Please continue the passage on the Kelp attack and other DeFi hacks, starting right after its final sentence.

# Source text:
___

Analysts and observers have highlighted a core risk exposed by the incident: the compounding nature of DeFi’s composability. When multiple protocols rely on a shared token or bridge, a vulnerability in one hinge can reverberate across the entire network, forcing sudden risk management actions across an otherwise diversified ecosystem. Cyvers senior leadership emphasized to Cointelegraph that this is precisely the kind of incident that underscores the fragility and complexity of modern DeFi infrastructure when bridges and adapters are compromised.

Contextual backdrop: a string of cybersecurity incidents

The Kelp attack sits within a broader panorama of DeFi hacks observed over the past several months. In late April, Drift Protocol—a decentralized derivatives exchange—suffered a major exploit that drained roughly $280 million from the platform. Drift’s post-mortem described a months-long intrusion, noting the attackers’ alleged infiltration of developer machines and the eventual deployment of malware. The incident traced to a sophisticated operation that reportedly included access gained at a large crypto conference, followed by collaboration with the attackers before the breach unfolded.

___

# Dataset entries:

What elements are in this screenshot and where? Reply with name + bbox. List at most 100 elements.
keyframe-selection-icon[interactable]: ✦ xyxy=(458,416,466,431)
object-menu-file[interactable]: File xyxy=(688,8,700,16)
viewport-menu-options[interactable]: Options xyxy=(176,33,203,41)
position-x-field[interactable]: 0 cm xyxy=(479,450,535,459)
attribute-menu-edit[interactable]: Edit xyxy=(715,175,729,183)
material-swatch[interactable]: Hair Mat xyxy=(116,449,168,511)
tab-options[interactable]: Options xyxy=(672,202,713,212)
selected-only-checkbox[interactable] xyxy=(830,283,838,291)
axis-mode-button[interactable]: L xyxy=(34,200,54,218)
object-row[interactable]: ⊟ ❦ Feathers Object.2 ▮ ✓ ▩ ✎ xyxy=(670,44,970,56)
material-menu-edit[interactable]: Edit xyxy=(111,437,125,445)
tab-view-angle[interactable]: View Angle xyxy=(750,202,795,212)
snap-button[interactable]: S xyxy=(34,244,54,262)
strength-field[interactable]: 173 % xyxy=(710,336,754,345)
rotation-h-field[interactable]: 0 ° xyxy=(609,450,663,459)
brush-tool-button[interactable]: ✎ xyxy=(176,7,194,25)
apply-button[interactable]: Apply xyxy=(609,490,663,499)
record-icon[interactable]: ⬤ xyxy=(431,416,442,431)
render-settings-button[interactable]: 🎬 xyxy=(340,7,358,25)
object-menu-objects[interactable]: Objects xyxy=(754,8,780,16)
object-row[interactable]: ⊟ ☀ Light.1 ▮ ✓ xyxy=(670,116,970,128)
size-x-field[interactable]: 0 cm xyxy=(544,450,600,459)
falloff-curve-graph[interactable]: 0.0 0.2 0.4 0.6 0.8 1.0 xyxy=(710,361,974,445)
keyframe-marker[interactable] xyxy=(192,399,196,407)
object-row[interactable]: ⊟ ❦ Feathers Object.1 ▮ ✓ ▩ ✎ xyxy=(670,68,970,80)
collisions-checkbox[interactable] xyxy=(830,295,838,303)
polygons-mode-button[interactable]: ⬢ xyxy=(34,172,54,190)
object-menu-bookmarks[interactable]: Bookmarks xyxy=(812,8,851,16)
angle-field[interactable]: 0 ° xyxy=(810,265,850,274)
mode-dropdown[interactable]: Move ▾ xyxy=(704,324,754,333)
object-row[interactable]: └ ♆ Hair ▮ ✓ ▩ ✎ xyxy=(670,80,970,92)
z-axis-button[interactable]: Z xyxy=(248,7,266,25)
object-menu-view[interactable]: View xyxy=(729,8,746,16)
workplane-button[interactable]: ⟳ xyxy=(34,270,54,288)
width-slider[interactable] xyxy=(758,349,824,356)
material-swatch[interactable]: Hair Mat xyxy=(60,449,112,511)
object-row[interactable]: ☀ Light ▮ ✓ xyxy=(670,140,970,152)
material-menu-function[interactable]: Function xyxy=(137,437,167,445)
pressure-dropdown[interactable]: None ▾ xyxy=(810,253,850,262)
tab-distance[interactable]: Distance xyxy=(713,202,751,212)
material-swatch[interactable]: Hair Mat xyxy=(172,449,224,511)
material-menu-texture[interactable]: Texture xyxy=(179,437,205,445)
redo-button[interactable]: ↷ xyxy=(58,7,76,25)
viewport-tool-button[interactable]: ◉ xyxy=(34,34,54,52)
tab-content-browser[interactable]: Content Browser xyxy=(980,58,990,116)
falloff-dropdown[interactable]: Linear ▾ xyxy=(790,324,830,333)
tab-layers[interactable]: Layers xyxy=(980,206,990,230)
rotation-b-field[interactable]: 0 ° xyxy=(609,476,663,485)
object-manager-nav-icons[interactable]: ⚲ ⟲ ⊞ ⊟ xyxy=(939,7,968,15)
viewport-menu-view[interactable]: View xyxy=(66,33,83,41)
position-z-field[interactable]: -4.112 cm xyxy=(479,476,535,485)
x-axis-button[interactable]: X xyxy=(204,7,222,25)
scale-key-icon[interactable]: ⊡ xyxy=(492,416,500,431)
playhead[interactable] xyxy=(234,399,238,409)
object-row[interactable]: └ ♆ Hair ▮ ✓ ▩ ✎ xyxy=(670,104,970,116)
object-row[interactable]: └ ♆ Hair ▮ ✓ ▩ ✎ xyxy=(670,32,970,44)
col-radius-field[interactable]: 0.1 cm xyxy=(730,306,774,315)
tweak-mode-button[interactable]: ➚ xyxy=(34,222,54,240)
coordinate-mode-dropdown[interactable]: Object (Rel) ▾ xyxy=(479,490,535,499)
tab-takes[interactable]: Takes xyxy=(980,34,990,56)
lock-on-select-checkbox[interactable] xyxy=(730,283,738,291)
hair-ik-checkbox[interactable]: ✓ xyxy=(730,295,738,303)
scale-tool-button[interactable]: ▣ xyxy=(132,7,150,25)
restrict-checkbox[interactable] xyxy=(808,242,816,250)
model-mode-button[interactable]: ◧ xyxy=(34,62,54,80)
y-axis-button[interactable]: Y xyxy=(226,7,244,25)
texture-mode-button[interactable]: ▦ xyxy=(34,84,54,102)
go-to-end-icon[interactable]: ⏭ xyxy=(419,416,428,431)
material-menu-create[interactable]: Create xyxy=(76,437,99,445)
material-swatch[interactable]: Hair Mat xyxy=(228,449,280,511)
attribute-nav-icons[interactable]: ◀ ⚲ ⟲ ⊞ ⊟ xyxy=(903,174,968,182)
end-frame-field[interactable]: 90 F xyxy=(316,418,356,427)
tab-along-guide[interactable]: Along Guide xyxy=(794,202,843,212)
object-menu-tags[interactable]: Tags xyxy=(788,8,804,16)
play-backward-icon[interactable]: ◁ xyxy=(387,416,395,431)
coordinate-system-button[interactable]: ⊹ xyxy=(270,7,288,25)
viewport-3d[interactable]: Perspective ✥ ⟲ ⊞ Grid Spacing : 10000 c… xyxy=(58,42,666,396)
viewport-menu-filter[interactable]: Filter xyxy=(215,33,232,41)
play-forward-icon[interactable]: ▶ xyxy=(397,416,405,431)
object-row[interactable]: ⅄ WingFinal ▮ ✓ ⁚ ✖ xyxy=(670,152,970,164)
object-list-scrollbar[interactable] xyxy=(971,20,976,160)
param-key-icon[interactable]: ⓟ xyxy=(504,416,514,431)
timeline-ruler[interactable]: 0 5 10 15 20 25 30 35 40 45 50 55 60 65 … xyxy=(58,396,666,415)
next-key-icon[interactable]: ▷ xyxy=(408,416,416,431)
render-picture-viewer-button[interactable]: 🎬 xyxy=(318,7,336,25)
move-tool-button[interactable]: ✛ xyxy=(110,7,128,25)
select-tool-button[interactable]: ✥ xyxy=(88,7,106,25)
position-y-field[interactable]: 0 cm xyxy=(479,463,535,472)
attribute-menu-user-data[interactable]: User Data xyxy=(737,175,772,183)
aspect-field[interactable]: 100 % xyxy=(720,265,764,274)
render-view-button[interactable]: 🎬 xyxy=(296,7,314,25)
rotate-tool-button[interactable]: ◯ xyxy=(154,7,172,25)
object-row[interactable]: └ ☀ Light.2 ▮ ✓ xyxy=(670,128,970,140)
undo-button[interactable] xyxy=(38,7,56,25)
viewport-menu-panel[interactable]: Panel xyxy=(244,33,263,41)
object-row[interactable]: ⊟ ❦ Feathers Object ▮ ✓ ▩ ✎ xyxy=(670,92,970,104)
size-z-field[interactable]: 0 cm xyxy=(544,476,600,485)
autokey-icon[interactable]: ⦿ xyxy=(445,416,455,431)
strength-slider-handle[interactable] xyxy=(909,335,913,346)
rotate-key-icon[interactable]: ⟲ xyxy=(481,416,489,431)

___

# Task answer:
Taken together, these events illuminate a persistent security challenge for the nascent DeFi stack: attackers are increasingly targeting the risk-prone layers of cross-chain interoperability and restaking mechanisms, where a single vulnerability can cascade into sizable losses across multiple protocols. Industry participants continue to debate the best path forward—ranging from more stringent bridge audit standards to enhanced multi-party computation (MPC) and formal verification for cross-chain components.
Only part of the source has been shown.